• _INFORMATION SUPPLIED_
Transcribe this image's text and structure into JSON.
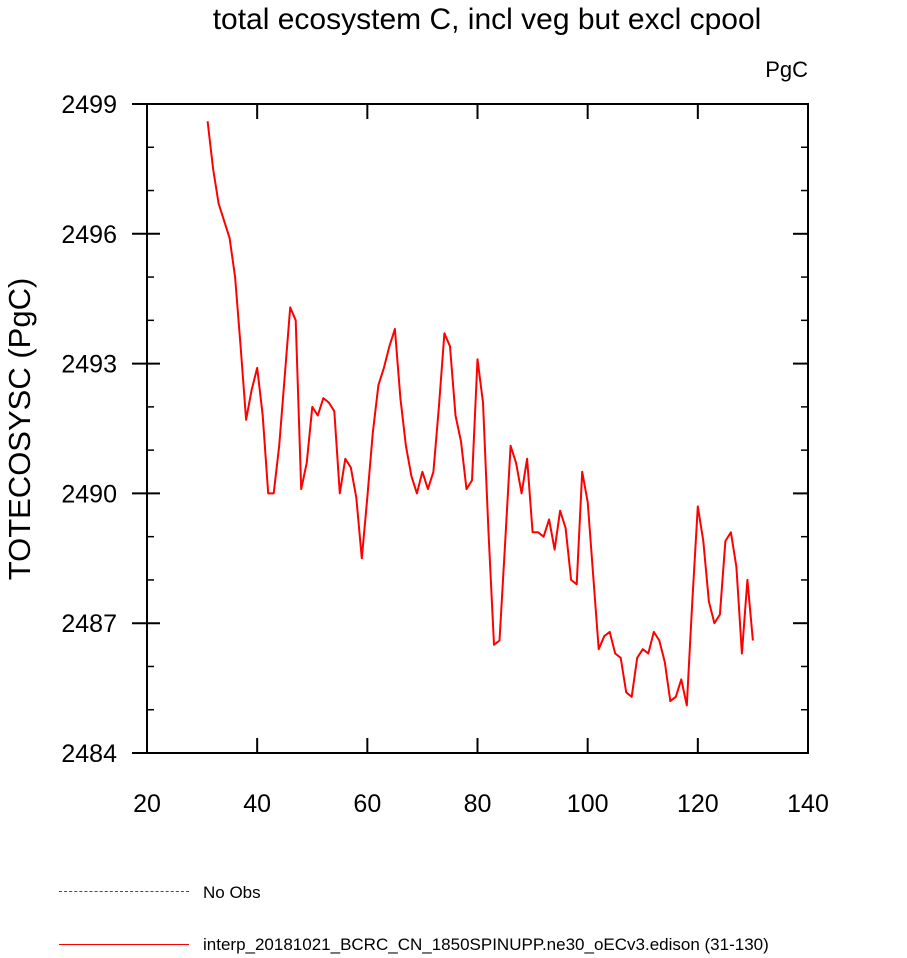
{
  "chart_data": {
    "type": "line",
    "title": "total ecosystem C, incl veg but excl cpool",
    "units_label": "PgC",
    "ylabel": "TOTECOSYSC  (PgC)",
    "xlabel": "",
    "xlim": [
      20,
      140
    ],
    "ylim": [
      2484,
      2499
    ],
    "xticks": [
      20,
      40,
      60,
      80,
      100,
      120,
      140
    ],
    "xtick_labels": [
      "20",
      "40",
      "60",
      "80",
      "100",
      "120",
      "140"
    ],
    "yticks": [
      2484,
      2487,
      2490,
      2493,
      2496,
      2499
    ],
    "ytick_labels": [
      "2484",
      "2487",
      "2490",
      "2493",
      "2496",
      "2499"
    ],
    "grid": false,
    "legend_position": "bottom-left",
    "series": [
      {
        "name": "interp_20181021_BCRC_CN_1850SPINUPP.ne30_oECv3.edison (31-130)",
        "color": "#ff0000",
        "style": "solid",
        "x": [
          31,
          32,
          33,
          34,
          35,
          36,
          37,
          38,
          39,
          40,
          41,
          42,
          43,
          44,
          45,
          46,
          47,
          48,
          49,
          50,
          51,
          52,
          53,
          54,
          55,
          56,
          57,
          58,
          59,
          60,
          61,
          62,
          63,
          64,
          65,
          66,
          67,
          68,
          69,
          70,
          71,
          72,
          73,
          74,
          75,
          76,
          77,
          78,
          79,
          80,
          81,
          82,
          83,
          84,
          85,
          86,
          87,
          88,
          89,
          90,
          91,
          92,
          93,
          94,
          95,
          96,
          97,
          98,
          99,
          100,
          101,
          102,
          103,
          104,
          105,
          106,
          107,
          108,
          109,
          110,
          111,
          112,
          113,
          114,
          115,
          116,
          117,
          118,
          119,
          120,
          121,
          122,
          123,
          124,
          125,
          126,
          127,
          128,
          129,
          130
        ],
        "values": [
          2498.6,
          2497.5,
          2496.7,
          2496.3,
          2495.9,
          2495.0,
          2493.4,
          2491.7,
          2492.4,
          2492.9,
          2491.8,
          2490.0,
          2490.0,
          2491.1,
          2492.7,
          2494.3,
          2494.0,
          2490.1,
          2490.7,
          2492.0,
          2491.8,
          2492.2,
          2492.1,
          2491.9,
          2490.0,
          2490.8,
          2490.6,
          2489.9,
          2488.5,
          2489.9,
          2491.4,
          2492.5,
          2492.9,
          2493.4,
          2493.8,
          2492.2,
          2491.1,
          2490.4,
          2490.0,
          2490.5,
          2490.1,
          2490.5,
          2492.0,
          2493.7,
          2493.4,
          2491.8,
          2491.2,
          2490.1,
          2490.3,
          2493.1,
          2492.1,
          2489.1,
          2486.5,
          2486.6,
          2488.8,
          2491.1,
          2490.7,
          2490.0,
          2490.8,
          2489.1,
          2489.1,
          2489.0,
          2489.4,
          2488.7,
          2489.6,
          2489.2,
          2488.0,
          2487.9,
          2490.5,
          2489.8,
          2488.1,
          2486.4,
          2486.7,
          2486.8,
          2486.3,
          2486.2,
          2485.4,
          2485.3,
          2486.2,
          2486.4,
          2486.3,
          2486.8,
          2486.6,
          2486.1,
          2485.2,
          2485.3,
          2485.7,
          2485.1,
          2487.5,
          2489.7,
          2488.9,
          2487.5,
          2487.0,
          2487.2,
          2488.9,
          2489.1,
          2488.3,
          2486.3,
          2488.0,
          2486.6
        ]
      }
    ],
    "legend": [
      {
        "label": "No Obs",
        "color": "#3333ff",
        "style": "dashed"
      },
      {
        "label": "interp_20181021_BCRC_CN_1850SPINUPP.ne30_oECv3.edison (31-130)",
        "color": "#ff0000",
        "style": "solid"
      }
    ]
  }
}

• _EXERCISE PROMPT_
Reproduce every entry exactly, but omit each picture.

• _OUTPUT FOR THIS EXERCISE_
Transcribe this image's text and structure into JSON.
{
  "chart_data": {
    "type": "line",
    "title": "total ecosystem C, incl veg but excl cpool",
    "units_label": "PgC",
    "ylabel": "TOTECOSYSC  (PgC)",
    "xlabel": "",
    "xlim": [
      20,
      140
    ],
    "ylim": [
      2484,
      2499
    ],
    "xticks": [
      20,
      40,
      60,
      80,
      100,
      120,
      140
    ],
    "xtick_labels": [
      "20",
      "40",
      "60",
      "80",
      "100",
      "120",
      "140"
    ],
    "yticks": [
      2484,
      2487,
      2490,
      2493,
      2496,
      2499
    ],
    "ytick_labels": [
      "2484",
      "2487",
      "2490",
      "2493",
      "2496",
      "2499"
    ],
    "grid": false,
    "legend_position": "bottom-left",
    "series": [
      {
        "name": "interp_20181021_BCRC_CN_1850SPINUPP.ne30_oECv3.edison (31-130)",
        "color": "#ff0000",
        "style": "solid",
        "x": [
          31,
          32,
          33,
          34,
          35,
          36,
          37,
          38,
          39,
          40,
          41,
          42,
          43,
          44,
          45,
          46,
          47,
          48,
          49,
          50,
          51,
          52,
          53,
          54,
          55,
          56,
          57,
          58,
          59,
          60,
          61,
          62,
          63,
          64,
          65,
          66,
          67,
          68,
          69,
          70,
          71,
          72,
          73,
          74,
          75,
          76,
          77,
          78,
          79,
          80,
          81,
          82,
          83,
          84,
          85,
          86,
          87,
          88,
          89,
          90,
          91,
          92,
          93,
          94,
          95,
          96,
          97,
          98,
          99,
          100,
          101,
          102,
          103,
          104,
          105,
          106,
          107,
          108,
          109,
          110,
          111,
          112,
          113,
          114,
          115,
          116,
          117,
          118,
          119,
          120,
          121,
          122,
          123,
          124,
          125,
          126,
          127,
          128,
          129,
          130
        ],
        "values": [
          2498.6,
          2497.5,
          2496.7,
          2496.3,
          2495.9,
          2495.0,
          2493.4,
          2491.7,
          2492.4,
          2492.9,
          2491.8,
          2490.0,
          2490.0,
          2491.1,
          2492.7,
          2494.3,
          2494.0,
          2490.1,
          2490.7,
          2492.0,
          2491.8,
          2492.2,
          2492.1,
          2491.9,
          2490.0,
          2490.8,
          2490.6,
          2489.9,
          2488.5,
          2489.9,
          2491.4,
          2492.5,
          2492.9,
          2493.4,
          2493.8,
          2492.2,
          2491.1,
          2490.4,
          2490.0,
          2490.5,
          2490.1,
          2490.5,
          2492.0,
          2493.7,
          2493.4,
          2491.8,
          2491.2,
          2490.1,
          2490.3,
          2493.1,
          2492.1,
          2489.1,
          2486.5,
          2486.6,
          2488.8,
          2491.1,
          2490.7,
          2490.0,
          2490.8,
          2489.1,
          2489.1,
          2489.0,
          2489.4,
          2488.7,
          2489.6,
          2489.2,
          2488.0,
          2487.9,
          2490.5,
          2489.8,
          2488.1,
          2486.4,
          2486.7,
          2486.8,
          2486.3,
          2486.2,
          2485.4,
          2485.3,
          2486.2,
          2486.4,
          2486.3,
          2486.8,
          2486.6,
          2486.1,
          2485.2,
          2485.3,
          2485.7,
          2485.1,
          2487.5,
          2489.7,
          2488.9,
          2487.5,
          2487.0,
          2487.2,
          2488.9,
          2489.1,
          2488.3,
          2486.3,
          2488.0,
          2486.6
        ]
      }
    ],
    "legend": [
      {
        "label": "No Obs",
        "color": "#3333ff",
        "style": "dashed"
      },
      {
        "label": "interp_20181021_BCRC_CN_1850SPINUPP.ne30_oECv3.edison (31-130)",
        "color": "#ff0000",
        "style": "solid"
      }
    ]
  }
}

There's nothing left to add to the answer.